Transcribe every line of the records verbatim.

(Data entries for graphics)
— BEGIN —

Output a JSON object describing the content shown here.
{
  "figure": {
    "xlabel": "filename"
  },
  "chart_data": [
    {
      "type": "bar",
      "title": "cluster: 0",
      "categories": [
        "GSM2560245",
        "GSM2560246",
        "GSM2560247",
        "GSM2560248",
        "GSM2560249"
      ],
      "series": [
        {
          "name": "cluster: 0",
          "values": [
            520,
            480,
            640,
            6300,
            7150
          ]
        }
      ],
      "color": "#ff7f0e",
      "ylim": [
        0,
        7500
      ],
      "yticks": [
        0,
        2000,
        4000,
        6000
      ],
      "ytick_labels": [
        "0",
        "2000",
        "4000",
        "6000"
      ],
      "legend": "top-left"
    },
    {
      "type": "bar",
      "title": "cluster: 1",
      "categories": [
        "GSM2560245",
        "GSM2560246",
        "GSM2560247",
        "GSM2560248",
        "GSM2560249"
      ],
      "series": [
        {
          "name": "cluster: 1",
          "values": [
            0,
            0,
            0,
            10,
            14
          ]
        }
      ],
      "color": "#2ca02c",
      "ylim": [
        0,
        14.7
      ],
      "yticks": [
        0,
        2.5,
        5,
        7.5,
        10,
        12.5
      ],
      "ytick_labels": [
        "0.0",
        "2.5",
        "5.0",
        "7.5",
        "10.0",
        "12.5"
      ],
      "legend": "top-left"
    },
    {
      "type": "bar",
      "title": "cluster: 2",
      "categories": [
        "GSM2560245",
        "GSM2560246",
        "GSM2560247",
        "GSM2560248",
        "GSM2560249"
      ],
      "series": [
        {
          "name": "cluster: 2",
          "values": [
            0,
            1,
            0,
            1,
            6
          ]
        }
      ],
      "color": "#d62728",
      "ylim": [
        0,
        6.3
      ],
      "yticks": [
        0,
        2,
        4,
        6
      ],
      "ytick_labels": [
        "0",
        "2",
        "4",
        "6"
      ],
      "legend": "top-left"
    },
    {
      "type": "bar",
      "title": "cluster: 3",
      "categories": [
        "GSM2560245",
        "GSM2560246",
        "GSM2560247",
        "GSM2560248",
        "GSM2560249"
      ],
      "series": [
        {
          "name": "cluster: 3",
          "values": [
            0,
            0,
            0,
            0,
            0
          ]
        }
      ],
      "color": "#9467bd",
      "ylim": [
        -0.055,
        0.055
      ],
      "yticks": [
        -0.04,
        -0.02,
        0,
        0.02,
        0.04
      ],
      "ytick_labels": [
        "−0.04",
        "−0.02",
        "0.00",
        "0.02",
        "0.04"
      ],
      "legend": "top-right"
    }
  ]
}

— END —

* [WRITTEN ANSWER]
Output a JSON object describing the content shown here.
{
  "figure": {
    "xlabel": "filename"
  },
  "chart_data": [
    {
      "type": "bar",
      "title": "cluster: 0",
      "categories": [
        "GSM2560245",
        "GSM2560246",
        "GSM2560247",
        "GSM2560248",
        "GSM2560249"
      ],
      "series": [
        {
          "name": "cluster: 0",
          "values": [
            520,
            480,
            640,
            6300,
            7150
          ]
        }
      ],
      "color": "#ff7f0e",
      "ylim": [
        0,
        7500
      ],
      "yticks": [
        0,
        2000,
        4000,
        6000
      ],
      "ytick_labels": [
        "0",
        "2000",
        "4000",
        "6000"
      ],
      "legend": "top-left"
    },
    {
      "type": "bar",
      "title": "cluster: 1",
      "categories": [
        "GSM2560245",
        "GSM2560246",
        "GSM2560247",
        "GSM2560248",
        "GSM2560249"
      ],
      "series": [
        {
          "name": "cluster: 1",
          "values": [
            0,
            0,
            0,
            10,
            14
          ]
        }
      ],
      "color": "#2ca02c",
      "ylim": [
        0,
        14.7
      ],
      "yticks": [
        0,
        2.5,
        5,
        7.5,
        10,
        12.5
      ],
      "ytick_labels": [
        "0.0",
        "2.5",
        "5.0",
        "7.5",
        "10.0",
        "12.5"
      ],
      "legend": "top-left"
    },
    {
      "type": "bar",
      "title": "cluster: 2",
      "categories": [
        "GSM2560245",
        "GSM2560246",
        "GSM2560247",
        "GSM2560248",
        "GSM2560249"
      ],
      "series": [
        {
          "name": "cluster: 2",
          "values": [
            0,
            1,
            0,
            1,
            6
          ]
        }
      ],
      "color": "#d62728",
      "ylim": [
        0,
        6.3
      ],
      "yticks": [
        0,
        2,
        4,
        6
      ],
      "ytick_labels": [
        "0",
        "2",
        "4",
        "6"
      ],
      "legend": "top-left"
    },
    {
      "type": "bar",
      "title": "cluster: 3",
      "categories": [
        "GSM2560245",
        "GSM2560246",
        "GSM2560247",
        "GSM2560248",
        "GSM2560249"
      ],
      "series": [
        {
          "name": "cluster: 3",
          "values": [
            0,
            0,
            0,
            0,
            0
          ]
        }
      ],
      "color": "#9467bd",
      "ylim": [
        -0.055,
        0.055
      ],
      "yticks": [
        -0.04,
        -0.02,
        0,
        0.02,
        0.04
      ],
      "ytick_labels": [
        "−0.04",
        "−0.02",
        "0.00",
        "0.02",
        "0.04"
      ],
      "legend": "top-right"
    }
  ]
}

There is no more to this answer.